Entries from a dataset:
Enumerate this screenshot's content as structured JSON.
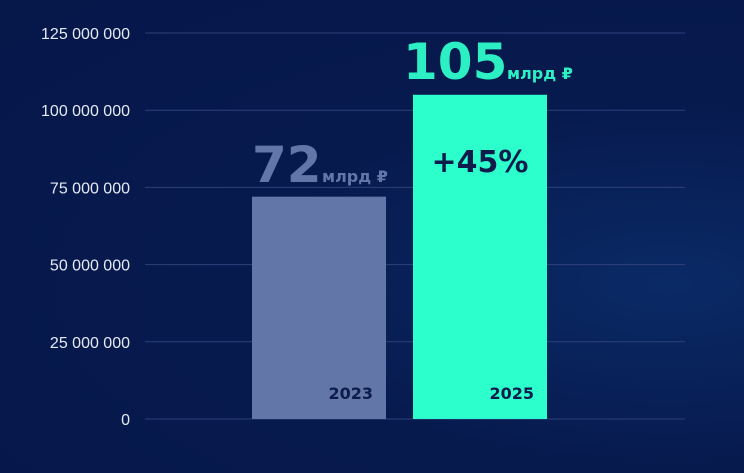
{
  "chart_data": {
    "type": "bar",
    "categories": [
      "2023",
      "2025"
    ],
    "values": [
      72000000,
      105000000
    ],
    "value_labels": [
      "72",
      "105"
    ],
    "unit_label": "млрд ₽",
    "change_label": "+45%",
    "ylim": [
      0,
      125000000
    ],
    "yticks": [
      0,
      25000000,
      50000000,
      75000000,
      100000000,
      125000000
    ],
    "ytick_labels": [
      "0",
      "25 000 000",
      "50 000 000",
      "75 000 000",
      "100 000 000",
      "125 000 000"
    ],
    "grid": true,
    "colors": [
      "#6277a8",
      "#2cffcc"
    ],
    "label_colors": [
      "#6277a8",
      "#2cf0c4"
    ]
  }
}
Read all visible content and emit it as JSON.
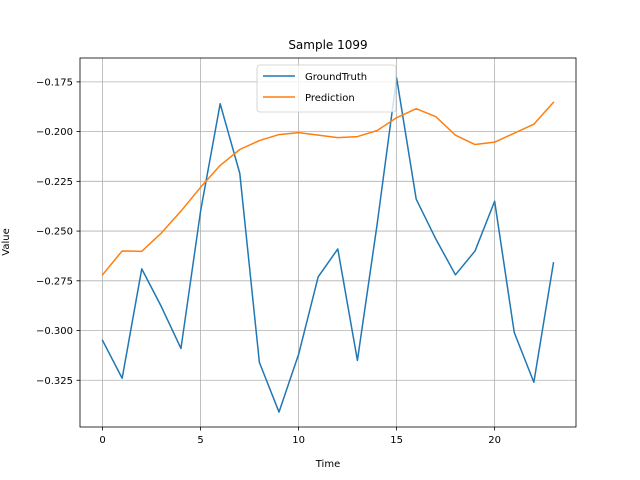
{
  "chart_data": {
    "type": "line",
    "title": "Sample 1099",
    "xlabel": "Time",
    "ylabel": "Value",
    "xlim": [
      -1.15,
      24.15
    ],
    "ylim": [
      -0.3485,
      -0.163
    ],
    "x": [
      0,
      1,
      2,
      3,
      4,
      5,
      6,
      7,
      8,
      9,
      10,
      11,
      12,
      13,
      14,
      15,
      16,
      17,
      18,
      19,
      20,
      21,
      22,
      23
    ],
    "x_ticks": [
      0,
      5,
      10,
      15,
      20
    ],
    "y_ticks": [
      -0.325,
      -0.3,
      -0.275,
      -0.25,
      -0.225,
      -0.2,
      -0.175
    ],
    "x_tick_labels": [
      "0",
      "5",
      "10",
      "15",
      "20"
    ],
    "y_tick_labels": [
      "−0.325",
      "−0.300",
      "−0.275",
      "−0.250",
      "−0.225",
      "−0.200",
      "−0.175"
    ],
    "grid": true,
    "legend_position": "upper-center",
    "series": [
      {
        "name": "GroundTruth",
        "color": "#1f77b4",
        "values": [
          -0.305,
          -0.324,
          -0.269,
          -0.288,
          -0.309,
          -0.24,
          -0.186,
          -0.221,
          -0.316,
          -0.341,
          -0.312,
          -0.273,
          -0.259,
          -0.315,
          -0.247,
          -0.173,
          -0.234,
          -0.254,
          -0.272,
          -0.26,
          -0.235,
          -0.301,
          -0.326,
          -0.266
        ]
      },
      {
        "name": "Prediction",
        "color": "#ff7f0e",
        "values": [
          -0.272,
          -0.26,
          -0.2602,
          -0.251,
          -0.24,
          -0.228,
          -0.217,
          -0.209,
          -0.2045,
          -0.2015,
          -0.2005,
          -0.2018,
          -0.203,
          -0.2025,
          -0.1995,
          -0.193,
          -0.1885,
          -0.1925,
          -0.2018,
          -0.2065,
          -0.2053,
          -0.2008,
          -0.1963,
          -0.1853
        ]
      }
    ]
  }
}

WORK INSTRUCTIONS
Copy each line above containing the string "JSON".

RESPONSE TO THIS EXERCISE
Enumerate this screenshot's content as structured JSON.
Read all visible content and emit it as JSON.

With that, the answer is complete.